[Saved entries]
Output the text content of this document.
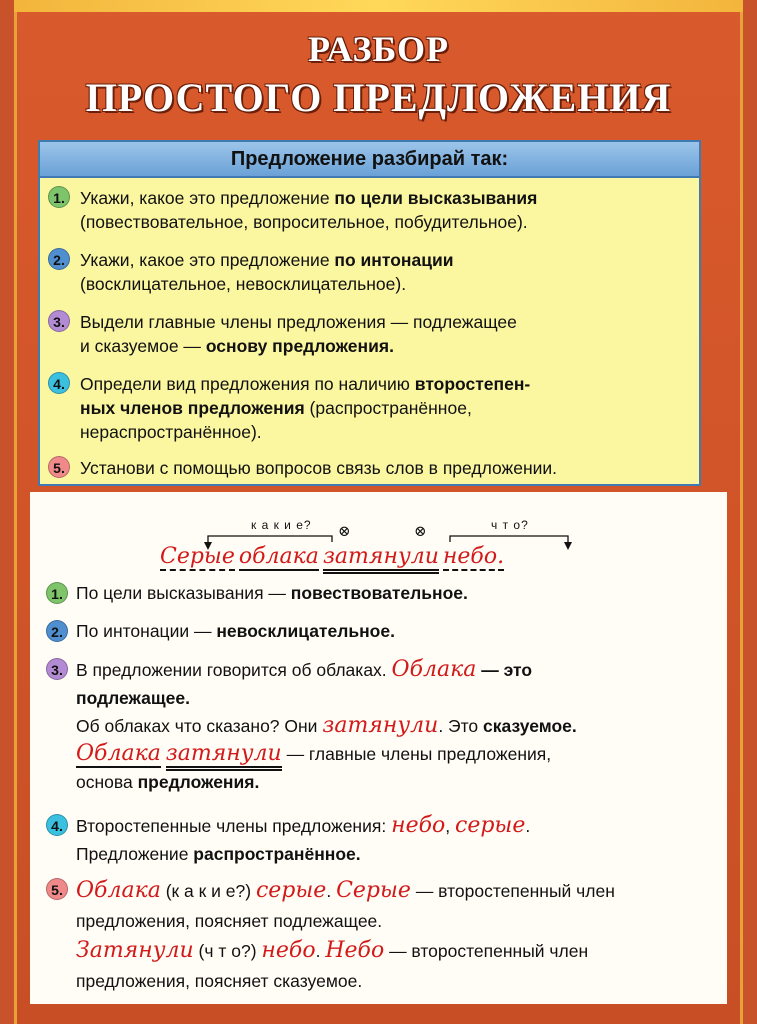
РАЗБОР
ПРОСТОГО ПРЕДЛОЖЕНИЯ
Предложение разбирай так:
1. Укажи, какое это предложение по цели высказывания
(повествовательное, вопросительное, побудительное).
2. Укажи, какое это предложение по интонации
(восклицательное, невосклицательное).
3. Выдели главные члены предложения — подлежащее
и сказуемое — основу предложения.
4. Определи вид предложения по наличию второстепен-
ных членов предложения (распространённое,
нераспространённое).
5. Установи с помощью вопросов связь слов в предложении.
к а к и е? ⊗	⊗	ч т о?
Серые облака затянули небо.
1. По цели высказывания — повествовательное.
2. По интонации — невосклицательное.
3. В предложении говорится об облаках. Облака — это
подлежащее.
Об облаках что сказано? Они затянули. Это сказуемое.
Облака затянули — главные члены предложения,
основа предложения.
4. Второстепенные члены предложения: небо, серые.
Предложение распространённое.
5. Облака (к а к и е?) серые. Серые — второстепенный член
предложения, поясняет подлежащее.
Затянули (ч т о?) небо. Небо — второстепенный член
предложения, поясняет сказуемое.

**Exercise brief**
Repeat the material above word for word, please, apart from its images.

**Solution to this task**
Output the text content of this document.
РАЗБОР
ПРОСТОГО ПРЕДЛОЖЕНИЯ
Предложение разбирай так:
1. Укажи, какое это предложение по цели высказывания
(повествовательное, вопросительное, побудительное).
2. Укажи, какое это предложение по интонации
(восклицательное, невосклицательное).
3. Выдели главные члены предложения — подлежащее
и сказуемое — основу предложения.
4. Определи вид предложения по наличию второстепен-
ных членов предложения (распространённое,
нераспространённое).
5. Установи с помощью вопросов связь слов в предложении.
к а к и е? ⊗	⊗	ч т о?
Серые облака затянули небо.
1. По цели высказывания — повествовательное.
2. По интонации — невосклицательное.
3. В предложении говорится об облаках. Облака — это
подлежащее.
Об облаках что сказано? Они затянули. Это сказуемое.
Облака затянули — главные члены предложения,
основа предложения.
4. Второстепенные члены предложения: небо, серые.
Предложение распространённое.
5. Облака (к а к и е?) серые. Серые — второстепенный член
предложения, поясняет подлежащее.
Затянули (ч т о?) небо. Небо — второстепенный член
предложения, поясняет сказуемое.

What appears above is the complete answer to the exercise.